** Excerpted data **
========================================

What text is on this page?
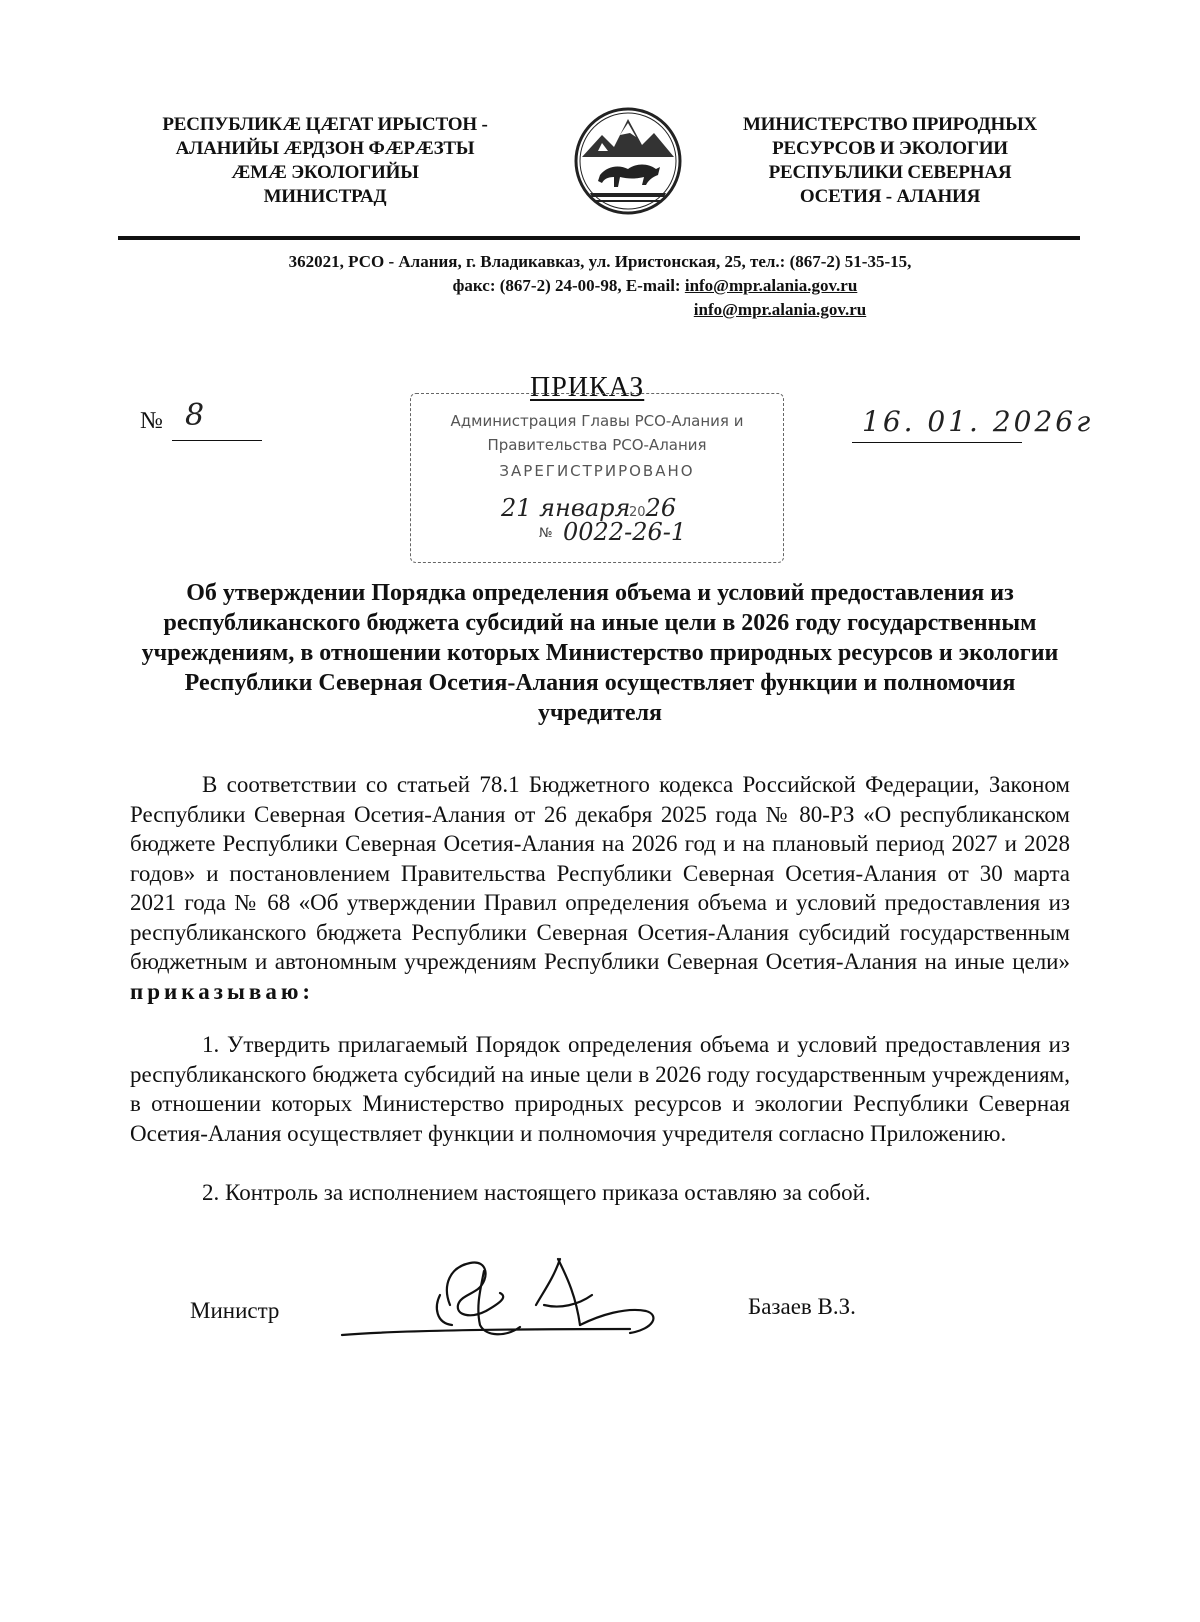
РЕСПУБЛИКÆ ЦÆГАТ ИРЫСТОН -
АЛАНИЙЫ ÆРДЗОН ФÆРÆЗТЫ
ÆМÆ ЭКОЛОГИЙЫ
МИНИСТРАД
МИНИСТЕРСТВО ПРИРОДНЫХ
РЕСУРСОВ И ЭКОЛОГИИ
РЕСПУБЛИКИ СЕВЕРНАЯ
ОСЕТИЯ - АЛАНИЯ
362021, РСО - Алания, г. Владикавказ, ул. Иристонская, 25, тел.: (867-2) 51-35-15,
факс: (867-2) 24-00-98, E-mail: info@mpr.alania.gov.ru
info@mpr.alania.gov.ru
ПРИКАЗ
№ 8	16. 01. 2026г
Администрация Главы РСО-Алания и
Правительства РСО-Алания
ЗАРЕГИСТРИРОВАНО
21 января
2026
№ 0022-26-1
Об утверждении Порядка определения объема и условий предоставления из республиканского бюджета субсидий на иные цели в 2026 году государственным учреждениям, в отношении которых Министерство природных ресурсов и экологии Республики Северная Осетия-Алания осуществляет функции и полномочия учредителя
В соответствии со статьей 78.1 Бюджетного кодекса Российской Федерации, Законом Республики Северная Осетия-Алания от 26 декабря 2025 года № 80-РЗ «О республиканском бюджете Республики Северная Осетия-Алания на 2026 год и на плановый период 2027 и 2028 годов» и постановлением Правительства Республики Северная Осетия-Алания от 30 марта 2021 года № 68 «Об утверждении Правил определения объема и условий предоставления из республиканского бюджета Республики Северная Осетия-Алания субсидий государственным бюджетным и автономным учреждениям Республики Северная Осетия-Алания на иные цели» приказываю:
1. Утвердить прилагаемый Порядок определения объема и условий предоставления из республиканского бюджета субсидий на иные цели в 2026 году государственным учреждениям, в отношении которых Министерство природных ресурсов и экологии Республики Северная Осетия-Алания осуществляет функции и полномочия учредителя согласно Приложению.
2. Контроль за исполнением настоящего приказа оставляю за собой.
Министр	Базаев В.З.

========================================

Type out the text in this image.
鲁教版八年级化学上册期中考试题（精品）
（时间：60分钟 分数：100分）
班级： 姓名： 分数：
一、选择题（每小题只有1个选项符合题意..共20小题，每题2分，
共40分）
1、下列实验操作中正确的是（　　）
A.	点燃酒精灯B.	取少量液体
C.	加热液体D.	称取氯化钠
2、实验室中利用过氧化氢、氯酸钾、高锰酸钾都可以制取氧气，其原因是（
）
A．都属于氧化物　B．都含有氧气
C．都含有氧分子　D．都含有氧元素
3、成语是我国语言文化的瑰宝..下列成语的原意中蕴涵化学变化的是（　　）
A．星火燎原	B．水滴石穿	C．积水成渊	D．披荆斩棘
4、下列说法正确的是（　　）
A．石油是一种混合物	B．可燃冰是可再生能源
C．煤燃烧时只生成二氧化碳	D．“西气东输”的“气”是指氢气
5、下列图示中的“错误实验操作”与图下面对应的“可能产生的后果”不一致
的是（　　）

========================================

** What this task involves **
Scan the entries above. Copy each line that has the string "info".

** Answer in full **
факс: (867-2) 24-00-98, E-mail: info@mpr.alania.gov.ru
info@mpr.alania.gov.ru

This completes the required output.